Items from a data source:
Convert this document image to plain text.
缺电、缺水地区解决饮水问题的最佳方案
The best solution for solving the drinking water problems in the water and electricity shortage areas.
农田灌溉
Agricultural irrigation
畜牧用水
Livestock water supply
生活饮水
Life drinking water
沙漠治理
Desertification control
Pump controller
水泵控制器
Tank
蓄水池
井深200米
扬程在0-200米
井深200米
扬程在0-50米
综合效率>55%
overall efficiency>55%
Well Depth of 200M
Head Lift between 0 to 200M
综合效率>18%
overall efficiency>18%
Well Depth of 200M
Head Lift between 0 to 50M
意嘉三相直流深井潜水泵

THE REQUEST: Write the material out exactly, with nothing left out.

CORRECT RESULT:
Convert this document image to plain text.
缺电、缺水地区解决饮水问题的最佳方案
The best solution for solving the drinking water problems in the water and electricity shortage areas.
农田灌溉
Agricultural irrigation
畜牧用水
Livestock water supply
生活饮水
Life drinking water
沙漠治理
Desertification control
Pump controller
水泵控制器
Tank
蓄水池
井深200米
扬程在0-200米
井深200米
扬程在0-50米
综合效率>55%
overall efficiency>55%
Well Depth of 200M
Head Lift between 0 to 200M
综合效率>18%
overall efficiency>18%
Well Depth of 200M
Head Lift between 0 to 50M
意嘉三相直流深井潜水泵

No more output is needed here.